— START Dataset extract —

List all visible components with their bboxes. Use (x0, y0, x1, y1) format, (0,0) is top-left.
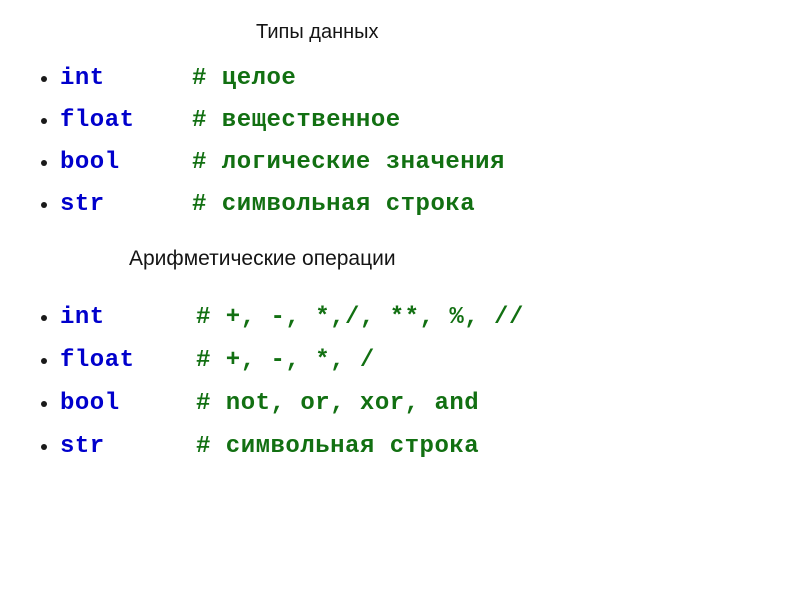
op-type-name-bool: bool (60, 390, 120, 417)
list-item: str # символьная строка (0, 425, 800, 468)
type-comment-int: # целое (192, 65, 297, 92)
op-type-name-str: str (60, 433, 105, 460)
bullet-icon (41, 444, 47, 450)
list-item: bool # not, or, xor, and (0, 382, 800, 425)
slide-canvas: Типы данных int # целое float # веществе… (0, 0, 800, 600)
op-type-name-float: float (60, 347, 135, 374)
op-comment-int: # +, -, *,/, **, %, // (196, 304, 524, 331)
type-comment-str: # символьная строка (192, 191, 476, 218)
bullet-icon (41, 202, 47, 208)
list-item: float # вещественное (0, 100, 800, 142)
data-types-list: int # целое float # вещественное bool # … (0, 58, 800, 226)
type-name-int: int (60, 65, 105, 92)
bullet-icon (41, 401, 47, 407)
list-item: float # +, -, *, / (0, 339, 800, 382)
list-item: int # +, -, *,/, **, %, // (0, 296, 800, 339)
list-item: int # целое (0, 58, 800, 100)
section-heading-arithmetic-operations: Арифметические операции (129, 247, 396, 270)
arithmetic-operations-list: int # +, -, *,/, **, %, // float # +, -,… (0, 296, 800, 468)
op-comment-bool: # not, or, xor, and (196, 390, 480, 417)
op-comment-float: # +, -, *, / (196, 347, 375, 374)
bullet-icon (41, 118, 47, 124)
type-name-bool: bool (60, 149, 120, 176)
section-heading-data-types: Типы данных (256, 21, 379, 43)
bullet-icon (41, 76, 47, 82)
op-type-name-int: int (60, 304, 105, 331)
bullet-icon (41, 358, 47, 364)
type-name-float: float (60, 107, 135, 134)
list-item: str # символьная строка (0, 184, 800, 226)
type-comment-bool: # логические значения (192, 149, 505, 176)
bullet-icon (41, 315, 47, 321)
list-item: bool # логические значения (0, 142, 800, 184)
op-comment-str: # символьная строка (196, 433, 480, 460)
bullet-icon (41, 160, 47, 166)
type-name-str: str (60, 191, 105, 218)
type-comment-float: # вещественное (192, 107, 401, 134)
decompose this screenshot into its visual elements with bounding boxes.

— END Dataset extract —

Problem requirements: Retype all of the records above verbatim, omitting the pictures.

Solution to the exercise:
List all visible components with their bboxes. Use (x0, y0, x1, y1) format, (0,0) is top-left.
op-type-name-bool: bool (60, 390, 120, 417)
list-item: str # символьная строка (0, 425, 800, 468)
type-comment-int: # целое (192, 65, 297, 92)
op-type-name-str: str (60, 433, 105, 460)
bullet-icon (41, 444, 47, 450)
list-item: bool # not, or, xor, and (0, 382, 800, 425)
slide-canvas: Типы данных int # целое float # веществе… (0, 0, 800, 600)
op-type-name-float: float (60, 347, 135, 374)
op-comment-int: # +, -, *,/, **, %, // (196, 304, 524, 331)
type-comment-str: # символьная строка (192, 191, 476, 218)
bullet-icon (41, 202, 47, 208)
list-item: float # вещественное (0, 100, 800, 142)
data-types-list: int # целое float # вещественное bool # … (0, 58, 800, 226)
type-name-int: int (60, 65, 105, 92)
bullet-icon (41, 401, 47, 407)
list-item: float # +, -, *, / (0, 339, 800, 382)
list-item: int # +, -, *,/, **, %, // (0, 296, 800, 339)
list-item: int # целое (0, 58, 800, 100)
section-heading-arithmetic-operations: Арифметические операции (129, 247, 396, 270)
arithmetic-operations-list: int # +, -, *,/, **, %, // float # +, -,… (0, 296, 800, 468)
op-comment-bool: # not, or, xor, and (196, 390, 480, 417)
op-comment-float: # +, -, *, / (196, 347, 375, 374)
bullet-icon (41, 118, 47, 124)
type-name-bool: bool (60, 149, 120, 176)
section-heading-data-types: Типы данных (256, 21, 379, 43)
bullet-icon (41, 76, 47, 82)
op-type-name-int: int (60, 304, 105, 331)
bullet-icon (41, 358, 47, 364)
type-name-float: float (60, 107, 135, 134)
list-item: str # символьная строка (0, 184, 800, 226)
type-comment-bool: # логические значения (192, 149, 505, 176)
bullet-icon (41, 315, 47, 321)
list-item: bool # логические значения (0, 142, 800, 184)
op-comment-str: # символьная строка (196, 433, 480, 460)
bullet-icon (41, 160, 47, 166)
type-name-str: str (60, 191, 105, 218)
type-comment-float: # вещественное (192, 107, 401, 134)
decompose this screenshot into its visual elements with bounding boxes.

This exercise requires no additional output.